[Begin]

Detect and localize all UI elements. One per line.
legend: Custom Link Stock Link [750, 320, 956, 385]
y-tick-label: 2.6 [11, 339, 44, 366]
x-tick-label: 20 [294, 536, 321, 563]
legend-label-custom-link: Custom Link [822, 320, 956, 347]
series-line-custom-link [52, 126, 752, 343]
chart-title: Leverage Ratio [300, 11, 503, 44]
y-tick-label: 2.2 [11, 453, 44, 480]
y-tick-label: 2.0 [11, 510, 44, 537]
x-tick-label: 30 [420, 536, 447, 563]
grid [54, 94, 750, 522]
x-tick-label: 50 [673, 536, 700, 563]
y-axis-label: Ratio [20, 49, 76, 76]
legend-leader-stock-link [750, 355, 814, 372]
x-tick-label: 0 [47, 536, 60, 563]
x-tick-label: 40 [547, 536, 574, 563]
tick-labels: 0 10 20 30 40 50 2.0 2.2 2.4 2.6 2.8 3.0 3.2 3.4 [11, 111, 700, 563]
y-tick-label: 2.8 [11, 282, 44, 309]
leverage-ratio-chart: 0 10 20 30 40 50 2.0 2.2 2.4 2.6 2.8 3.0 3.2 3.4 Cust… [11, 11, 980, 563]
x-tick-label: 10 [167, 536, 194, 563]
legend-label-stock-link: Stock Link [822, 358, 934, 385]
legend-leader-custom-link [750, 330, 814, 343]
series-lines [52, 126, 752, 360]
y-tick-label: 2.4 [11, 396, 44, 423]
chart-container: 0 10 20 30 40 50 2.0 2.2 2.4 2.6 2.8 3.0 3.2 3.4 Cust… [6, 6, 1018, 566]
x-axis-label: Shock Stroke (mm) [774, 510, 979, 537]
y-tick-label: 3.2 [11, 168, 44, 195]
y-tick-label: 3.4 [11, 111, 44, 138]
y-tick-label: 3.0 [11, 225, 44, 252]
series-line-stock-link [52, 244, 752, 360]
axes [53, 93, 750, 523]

[End]

= Task directions =
Output the lines above as a numbered list, omitting any blank lines.

= Task solution =
1. Detect and localize all UI elements. One per line.
2. legend: Custom Link Stock Link [750, 320, 956, 385]
3. y-tick-label: 2.6 [11, 339, 44, 366]
4. x-tick-label: 20 [294, 536, 321, 563]
5. legend-label-custom-link: Custom Link [822, 320, 956, 347]
6. series-line-custom-link [52, 126, 752, 343]
7. chart-title: Leverage Ratio [300, 11, 503, 44]
8. y-tick-label: 2.2 [11, 453, 44, 480]
9. y-tick-label: 2.0 [11, 510, 44, 537]
10. x-tick-label: 30 [420, 536, 447, 563]
11. grid [54, 94, 750, 522]
12. x-tick-label: 50 [673, 536, 700, 563]
13. y-axis-label: Ratio [20, 49, 76, 76]
14. legend-leader-stock-link [750, 355, 814, 372]
15. x-tick-label: 0 [47, 536, 60, 563]
16. x-tick-label: 40 [547, 536, 574, 563]
17. tick-labels: 0 10 20 30 40 50 2.0 2.2 2.4 2.6 2.8 3.0 3.2 3.4 [11, 111, 700, 563]
18. y-tick-label: 2.8 [11, 282, 44, 309]
19. leverage-ratio-chart: 0 10 20 30 40 50 2.0 2.2 2.4 2.6 2.8 3.0 3.2 3.4 Cust… [11, 11, 980, 563]
20. x-tick-label: 10 [167, 536, 194, 563]
21. legend-label-stock-link: Stock Link [822, 358, 934, 385]
22. legend-leader-custom-link [750, 330, 814, 343]
23. series-lines [52, 126, 752, 360]
24. y-tick-label: 2.4 [11, 396, 44, 423]
25. chart-container: 0 10 20 30 40 50 2.0 2.2 2.4 2.6 2.8 3.0 3.2 3.4 Cust… [6, 6, 1018, 566]
26. x-axis-label: Shock Stroke (mm) [774, 510, 979, 537]
27. y-tick-label: 3.2 [11, 168, 44, 195]
28. y-tick-label: 3.4 [11, 111, 44, 138]
29. y-tick-label: 3.0 [11, 225, 44, 252]
30. series-line-stock-link [52, 244, 752, 360]
31. axes [53, 93, 750, 523]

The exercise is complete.